[Dataset excerpts]
══════

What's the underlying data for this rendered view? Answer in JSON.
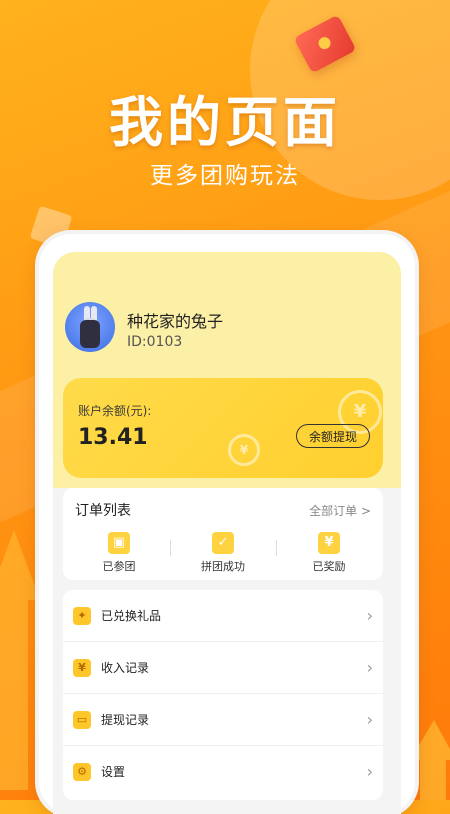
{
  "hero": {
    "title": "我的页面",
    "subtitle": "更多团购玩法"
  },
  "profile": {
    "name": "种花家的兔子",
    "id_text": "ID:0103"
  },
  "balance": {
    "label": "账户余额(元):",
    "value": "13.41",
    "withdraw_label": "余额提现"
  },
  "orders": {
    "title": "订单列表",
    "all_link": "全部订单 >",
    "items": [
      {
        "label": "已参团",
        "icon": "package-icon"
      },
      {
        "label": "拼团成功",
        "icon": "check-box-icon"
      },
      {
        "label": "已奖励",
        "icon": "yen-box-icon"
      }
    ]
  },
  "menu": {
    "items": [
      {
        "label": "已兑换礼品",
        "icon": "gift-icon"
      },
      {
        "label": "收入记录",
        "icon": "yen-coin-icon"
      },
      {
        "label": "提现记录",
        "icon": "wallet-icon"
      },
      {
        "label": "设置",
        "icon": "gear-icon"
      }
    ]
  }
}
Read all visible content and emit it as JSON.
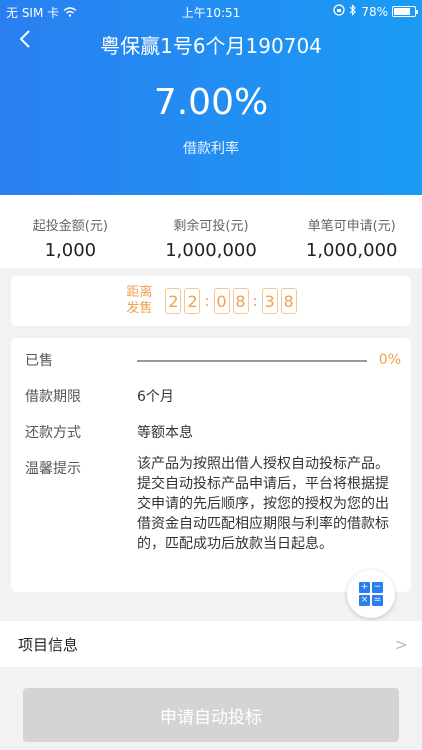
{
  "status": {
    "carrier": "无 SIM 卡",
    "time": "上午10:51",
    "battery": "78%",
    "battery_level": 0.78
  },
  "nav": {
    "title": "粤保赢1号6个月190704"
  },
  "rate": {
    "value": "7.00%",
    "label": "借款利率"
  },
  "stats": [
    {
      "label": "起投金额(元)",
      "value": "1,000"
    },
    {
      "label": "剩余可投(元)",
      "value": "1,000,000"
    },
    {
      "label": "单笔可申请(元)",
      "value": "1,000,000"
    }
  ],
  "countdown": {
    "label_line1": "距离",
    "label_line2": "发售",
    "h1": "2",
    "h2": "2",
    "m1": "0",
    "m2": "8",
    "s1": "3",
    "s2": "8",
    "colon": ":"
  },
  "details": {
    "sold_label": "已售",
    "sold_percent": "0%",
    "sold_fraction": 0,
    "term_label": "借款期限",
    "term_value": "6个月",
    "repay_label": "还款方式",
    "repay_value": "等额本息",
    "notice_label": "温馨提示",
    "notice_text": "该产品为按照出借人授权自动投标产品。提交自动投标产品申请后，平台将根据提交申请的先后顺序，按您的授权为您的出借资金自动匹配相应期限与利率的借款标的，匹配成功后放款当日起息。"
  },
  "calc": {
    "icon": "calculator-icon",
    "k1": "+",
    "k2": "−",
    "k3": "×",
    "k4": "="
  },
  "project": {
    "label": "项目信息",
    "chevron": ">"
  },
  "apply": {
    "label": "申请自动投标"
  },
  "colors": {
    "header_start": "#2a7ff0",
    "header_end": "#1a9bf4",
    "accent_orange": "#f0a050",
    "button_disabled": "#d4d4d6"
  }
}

══════

> Task instructions: In the entries above, locate every line with the word "icon" and copy it.

> Exercise output:
        "icon": "package-icon"
        "icon": "check-box-icon"
        "icon": "yen-box-icon"
        "icon": "gift-icon"
        "icon": "yen-coin-icon"
        "icon": "wallet-icon"
        "icon": "gear-icon"
    "icon": "calculator-icon",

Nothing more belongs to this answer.